» Dataset entries
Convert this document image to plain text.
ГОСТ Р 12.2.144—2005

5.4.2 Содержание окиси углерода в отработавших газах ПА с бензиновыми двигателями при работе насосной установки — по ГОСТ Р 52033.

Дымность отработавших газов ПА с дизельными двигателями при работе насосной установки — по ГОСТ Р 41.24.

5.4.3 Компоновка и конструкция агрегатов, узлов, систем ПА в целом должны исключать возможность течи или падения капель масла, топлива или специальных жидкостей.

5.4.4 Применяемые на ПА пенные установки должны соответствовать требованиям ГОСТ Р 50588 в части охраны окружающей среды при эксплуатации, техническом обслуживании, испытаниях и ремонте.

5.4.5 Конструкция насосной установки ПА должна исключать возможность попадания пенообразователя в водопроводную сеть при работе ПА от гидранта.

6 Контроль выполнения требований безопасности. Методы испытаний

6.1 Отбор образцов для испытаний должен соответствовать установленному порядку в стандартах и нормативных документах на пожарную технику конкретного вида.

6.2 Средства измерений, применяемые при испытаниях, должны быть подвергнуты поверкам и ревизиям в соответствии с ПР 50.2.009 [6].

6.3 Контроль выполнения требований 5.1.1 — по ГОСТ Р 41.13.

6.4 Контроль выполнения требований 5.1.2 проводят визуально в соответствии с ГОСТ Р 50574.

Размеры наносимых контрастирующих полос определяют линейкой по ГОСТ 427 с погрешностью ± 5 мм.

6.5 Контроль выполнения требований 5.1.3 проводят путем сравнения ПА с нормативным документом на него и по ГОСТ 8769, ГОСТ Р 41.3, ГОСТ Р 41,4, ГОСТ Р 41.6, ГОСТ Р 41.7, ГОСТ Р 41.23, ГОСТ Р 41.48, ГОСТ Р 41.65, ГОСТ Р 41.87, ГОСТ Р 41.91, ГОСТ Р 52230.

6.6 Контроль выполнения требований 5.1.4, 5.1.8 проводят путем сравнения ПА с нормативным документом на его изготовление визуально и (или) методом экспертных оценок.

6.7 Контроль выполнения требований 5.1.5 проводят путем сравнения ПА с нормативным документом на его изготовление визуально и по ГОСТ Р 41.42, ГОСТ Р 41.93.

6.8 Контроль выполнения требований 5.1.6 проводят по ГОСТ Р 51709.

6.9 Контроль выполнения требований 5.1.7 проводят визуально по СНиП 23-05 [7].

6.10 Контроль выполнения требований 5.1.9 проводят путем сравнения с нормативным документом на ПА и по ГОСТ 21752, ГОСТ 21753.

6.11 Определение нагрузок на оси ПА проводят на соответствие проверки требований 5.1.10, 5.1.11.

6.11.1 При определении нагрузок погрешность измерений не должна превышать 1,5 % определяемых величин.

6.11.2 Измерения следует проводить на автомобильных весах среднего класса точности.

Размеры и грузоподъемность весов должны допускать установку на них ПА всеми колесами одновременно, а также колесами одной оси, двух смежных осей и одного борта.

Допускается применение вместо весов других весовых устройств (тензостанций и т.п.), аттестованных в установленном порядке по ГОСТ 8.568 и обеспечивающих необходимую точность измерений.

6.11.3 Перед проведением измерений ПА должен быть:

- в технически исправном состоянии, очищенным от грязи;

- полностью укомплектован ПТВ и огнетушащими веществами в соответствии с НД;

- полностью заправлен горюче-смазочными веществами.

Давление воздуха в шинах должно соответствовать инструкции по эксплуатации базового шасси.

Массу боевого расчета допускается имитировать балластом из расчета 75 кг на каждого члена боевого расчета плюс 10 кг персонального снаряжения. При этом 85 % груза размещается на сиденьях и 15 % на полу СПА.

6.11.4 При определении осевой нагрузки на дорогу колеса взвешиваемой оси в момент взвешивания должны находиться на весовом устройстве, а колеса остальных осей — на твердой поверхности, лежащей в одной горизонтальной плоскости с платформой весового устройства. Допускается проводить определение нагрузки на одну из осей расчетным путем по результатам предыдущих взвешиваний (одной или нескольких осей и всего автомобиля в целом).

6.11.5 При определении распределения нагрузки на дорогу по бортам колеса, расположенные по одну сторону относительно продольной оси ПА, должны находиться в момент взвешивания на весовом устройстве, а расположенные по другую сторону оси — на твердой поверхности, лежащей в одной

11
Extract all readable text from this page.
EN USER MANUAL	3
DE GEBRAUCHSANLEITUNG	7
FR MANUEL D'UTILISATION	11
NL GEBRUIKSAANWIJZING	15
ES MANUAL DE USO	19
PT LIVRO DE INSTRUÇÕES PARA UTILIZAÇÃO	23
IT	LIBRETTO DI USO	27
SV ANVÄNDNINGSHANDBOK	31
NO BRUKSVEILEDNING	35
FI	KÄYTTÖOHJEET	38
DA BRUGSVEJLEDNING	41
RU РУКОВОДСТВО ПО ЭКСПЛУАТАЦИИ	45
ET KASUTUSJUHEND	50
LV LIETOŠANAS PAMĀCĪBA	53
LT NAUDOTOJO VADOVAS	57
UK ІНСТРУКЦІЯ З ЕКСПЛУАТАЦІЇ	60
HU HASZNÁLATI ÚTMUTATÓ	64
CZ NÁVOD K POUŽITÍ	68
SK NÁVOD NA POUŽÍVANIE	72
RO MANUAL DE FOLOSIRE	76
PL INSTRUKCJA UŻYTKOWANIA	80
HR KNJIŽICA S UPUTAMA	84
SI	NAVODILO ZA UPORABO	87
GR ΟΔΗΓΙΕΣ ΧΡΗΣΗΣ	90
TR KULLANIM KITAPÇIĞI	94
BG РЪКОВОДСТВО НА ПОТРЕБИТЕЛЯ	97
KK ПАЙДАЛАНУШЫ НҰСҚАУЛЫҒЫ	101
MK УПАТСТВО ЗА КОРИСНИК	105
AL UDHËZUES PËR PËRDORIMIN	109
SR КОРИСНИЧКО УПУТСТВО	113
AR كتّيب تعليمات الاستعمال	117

» REQUEST
Take the line with "Extract all readable text from this page." and all lines after it to the last line, and reproduce them exactly.

» EXPECTED ANSWER
Extract all readable text from this page.
EN USER MANUAL	3
DE GEBRAUCHSANLEITUNG	7
FR MANUEL D'UTILISATION	11
NL GEBRUIKSAANWIJZING	15
ES MANUAL DE USO	19
PT LIVRO DE INSTRUÇÕES PARA UTILIZAÇÃO	23
IT	LIBRETTO DI USO	27
SV ANVÄNDNINGSHANDBOK	31
NO BRUKSVEILEDNING	35
FI	KÄYTTÖOHJEET	38
DA BRUGSVEJLEDNING	41
RU РУКОВОДСТВО ПО ЭКСПЛУАТАЦИИ	45
ET KASUTUSJUHEND	50
LV LIETOŠANAS PAMĀCĪBA	53
LT NAUDOTOJO VADOVAS	57
UK ІНСТРУКЦІЯ З ЕКСПЛУАТАЦІЇ	60
HU HASZNÁLATI ÚTMUTATÓ	64
CZ NÁVOD K POUŽITÍ	68
SK NÁVOD NA POUŽÍVANIE	72
RO MANUAL DE FOLOSIRE	76
PL INSTRUKCJA UŻYTKOWANIA	80
HR KNJIŽICA S UPUTAMA	84
SI	NAVODILO ZA UPORABO	87
GR ΟΔΗΓΙΕΣ ΧΡΗΣΗΣ	90
TR KULLANIM KITAPÇIĞI	94
BG РЪКОВОДСТВО НА ПОТРЕБИТЕЛЯ	97
KK ПАЙДАЛАНУШЫ НҰСҚАУЛЫҒЫ	101
MK УПАТСТВО ЗА КОРИСНИК	105
AL UDHËZUES PËR PËRDORIMIN	109
SR КОРИСНИЧКО УПУТСТВО	113
AR كتّيب تعليمات الاستعمال	117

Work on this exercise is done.